Go through the material below and copy all lines with "instructions".

### Material
****************************************
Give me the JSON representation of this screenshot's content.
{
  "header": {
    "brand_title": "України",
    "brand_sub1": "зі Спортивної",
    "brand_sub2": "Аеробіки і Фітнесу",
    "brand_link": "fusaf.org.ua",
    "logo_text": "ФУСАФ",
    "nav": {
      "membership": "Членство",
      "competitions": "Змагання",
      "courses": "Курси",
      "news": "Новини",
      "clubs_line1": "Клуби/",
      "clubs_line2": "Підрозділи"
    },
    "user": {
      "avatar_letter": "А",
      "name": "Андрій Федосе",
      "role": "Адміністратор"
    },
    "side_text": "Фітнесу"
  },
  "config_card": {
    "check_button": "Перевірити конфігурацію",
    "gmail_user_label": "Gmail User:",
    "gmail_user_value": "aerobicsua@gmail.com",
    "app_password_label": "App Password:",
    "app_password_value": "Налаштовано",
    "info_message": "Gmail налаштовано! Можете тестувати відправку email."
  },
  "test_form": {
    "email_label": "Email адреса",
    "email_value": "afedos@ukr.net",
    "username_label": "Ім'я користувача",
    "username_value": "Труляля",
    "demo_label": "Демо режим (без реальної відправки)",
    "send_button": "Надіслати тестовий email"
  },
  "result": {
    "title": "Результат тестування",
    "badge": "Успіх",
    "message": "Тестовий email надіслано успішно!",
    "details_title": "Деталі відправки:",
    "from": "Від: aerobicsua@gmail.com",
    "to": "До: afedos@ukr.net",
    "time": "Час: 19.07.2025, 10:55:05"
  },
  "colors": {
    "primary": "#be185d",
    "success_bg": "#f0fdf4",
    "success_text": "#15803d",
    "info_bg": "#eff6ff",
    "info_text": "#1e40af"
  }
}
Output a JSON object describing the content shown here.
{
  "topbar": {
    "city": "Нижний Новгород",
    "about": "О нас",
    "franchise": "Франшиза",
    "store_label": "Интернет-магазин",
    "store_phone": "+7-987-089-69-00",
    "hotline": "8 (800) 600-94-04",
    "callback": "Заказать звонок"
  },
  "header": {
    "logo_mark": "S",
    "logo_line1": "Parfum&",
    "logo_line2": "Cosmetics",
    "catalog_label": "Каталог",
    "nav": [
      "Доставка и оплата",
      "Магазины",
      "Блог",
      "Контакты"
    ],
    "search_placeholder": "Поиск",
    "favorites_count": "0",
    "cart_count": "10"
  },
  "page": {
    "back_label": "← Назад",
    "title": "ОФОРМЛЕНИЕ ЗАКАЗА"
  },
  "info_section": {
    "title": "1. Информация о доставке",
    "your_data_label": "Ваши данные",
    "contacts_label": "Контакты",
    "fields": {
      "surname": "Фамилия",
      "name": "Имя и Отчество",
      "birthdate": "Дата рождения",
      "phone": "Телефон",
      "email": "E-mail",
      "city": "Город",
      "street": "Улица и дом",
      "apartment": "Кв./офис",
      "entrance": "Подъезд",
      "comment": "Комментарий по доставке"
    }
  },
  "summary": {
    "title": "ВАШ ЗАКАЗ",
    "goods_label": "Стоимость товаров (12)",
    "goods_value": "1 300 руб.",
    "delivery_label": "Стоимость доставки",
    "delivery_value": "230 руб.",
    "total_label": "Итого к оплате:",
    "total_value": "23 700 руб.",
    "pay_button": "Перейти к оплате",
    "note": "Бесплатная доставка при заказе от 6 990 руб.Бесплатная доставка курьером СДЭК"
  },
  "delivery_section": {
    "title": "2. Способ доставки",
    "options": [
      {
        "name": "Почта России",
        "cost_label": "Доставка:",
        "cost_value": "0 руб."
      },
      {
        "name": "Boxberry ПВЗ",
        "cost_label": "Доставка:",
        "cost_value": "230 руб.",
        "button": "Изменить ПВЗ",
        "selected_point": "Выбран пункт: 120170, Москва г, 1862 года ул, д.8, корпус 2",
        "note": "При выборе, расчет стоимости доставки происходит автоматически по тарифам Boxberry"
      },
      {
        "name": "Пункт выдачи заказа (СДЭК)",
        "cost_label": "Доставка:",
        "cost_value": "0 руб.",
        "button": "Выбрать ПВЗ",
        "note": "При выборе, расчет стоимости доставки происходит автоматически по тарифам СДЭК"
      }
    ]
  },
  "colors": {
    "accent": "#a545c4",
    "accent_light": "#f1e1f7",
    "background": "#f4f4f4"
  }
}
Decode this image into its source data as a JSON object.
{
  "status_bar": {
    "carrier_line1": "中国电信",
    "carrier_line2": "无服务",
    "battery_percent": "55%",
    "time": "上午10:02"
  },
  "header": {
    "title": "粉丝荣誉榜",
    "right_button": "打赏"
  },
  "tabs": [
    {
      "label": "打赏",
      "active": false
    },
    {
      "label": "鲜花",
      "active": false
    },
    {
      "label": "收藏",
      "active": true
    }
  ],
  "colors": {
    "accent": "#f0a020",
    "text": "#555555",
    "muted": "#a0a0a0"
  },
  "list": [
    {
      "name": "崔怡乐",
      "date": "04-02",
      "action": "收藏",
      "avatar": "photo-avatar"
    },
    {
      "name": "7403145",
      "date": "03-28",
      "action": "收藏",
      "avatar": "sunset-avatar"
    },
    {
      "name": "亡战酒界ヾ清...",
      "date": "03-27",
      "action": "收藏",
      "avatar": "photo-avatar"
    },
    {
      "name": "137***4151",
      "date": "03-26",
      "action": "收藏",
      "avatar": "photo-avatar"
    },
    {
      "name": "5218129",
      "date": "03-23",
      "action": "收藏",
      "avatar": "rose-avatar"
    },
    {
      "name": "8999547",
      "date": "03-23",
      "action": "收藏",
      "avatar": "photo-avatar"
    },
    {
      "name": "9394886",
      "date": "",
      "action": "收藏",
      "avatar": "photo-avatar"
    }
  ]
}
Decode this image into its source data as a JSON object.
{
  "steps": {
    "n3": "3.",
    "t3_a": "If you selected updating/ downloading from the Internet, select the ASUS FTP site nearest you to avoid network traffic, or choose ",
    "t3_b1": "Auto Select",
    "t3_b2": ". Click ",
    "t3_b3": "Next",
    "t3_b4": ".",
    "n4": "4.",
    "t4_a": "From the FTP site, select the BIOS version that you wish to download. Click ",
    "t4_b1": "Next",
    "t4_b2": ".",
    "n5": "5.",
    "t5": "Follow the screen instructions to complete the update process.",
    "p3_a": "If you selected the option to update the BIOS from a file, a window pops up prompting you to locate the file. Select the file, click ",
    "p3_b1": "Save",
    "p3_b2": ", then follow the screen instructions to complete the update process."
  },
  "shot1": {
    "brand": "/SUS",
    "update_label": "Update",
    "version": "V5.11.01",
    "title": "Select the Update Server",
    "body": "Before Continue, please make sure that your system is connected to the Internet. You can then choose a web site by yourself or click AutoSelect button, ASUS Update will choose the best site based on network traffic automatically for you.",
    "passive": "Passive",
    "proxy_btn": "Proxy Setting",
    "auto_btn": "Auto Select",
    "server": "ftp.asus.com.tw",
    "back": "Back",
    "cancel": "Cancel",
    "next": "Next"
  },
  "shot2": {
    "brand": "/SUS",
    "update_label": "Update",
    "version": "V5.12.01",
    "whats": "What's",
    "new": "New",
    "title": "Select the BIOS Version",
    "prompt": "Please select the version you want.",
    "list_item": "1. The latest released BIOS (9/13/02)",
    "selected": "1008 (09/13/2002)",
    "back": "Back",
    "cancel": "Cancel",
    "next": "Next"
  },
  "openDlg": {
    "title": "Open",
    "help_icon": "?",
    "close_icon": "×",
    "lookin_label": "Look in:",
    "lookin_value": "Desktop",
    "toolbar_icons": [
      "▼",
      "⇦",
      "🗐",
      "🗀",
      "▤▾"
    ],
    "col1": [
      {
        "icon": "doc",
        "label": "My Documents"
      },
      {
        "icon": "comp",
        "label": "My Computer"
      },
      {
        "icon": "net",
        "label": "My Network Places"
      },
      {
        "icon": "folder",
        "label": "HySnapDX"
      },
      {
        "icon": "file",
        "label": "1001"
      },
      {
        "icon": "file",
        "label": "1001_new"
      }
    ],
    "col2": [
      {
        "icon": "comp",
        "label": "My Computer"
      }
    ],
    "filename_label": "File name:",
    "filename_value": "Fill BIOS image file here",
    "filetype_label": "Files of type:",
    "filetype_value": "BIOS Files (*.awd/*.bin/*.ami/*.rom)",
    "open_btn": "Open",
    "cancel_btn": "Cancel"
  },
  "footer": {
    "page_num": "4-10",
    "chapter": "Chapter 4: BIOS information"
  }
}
****************************************
### Output for this exercise
    "t5": "Follow the screen instructions to complete the update process.",
    "p3_b2": ", then follow the screen instructions to complete the update process."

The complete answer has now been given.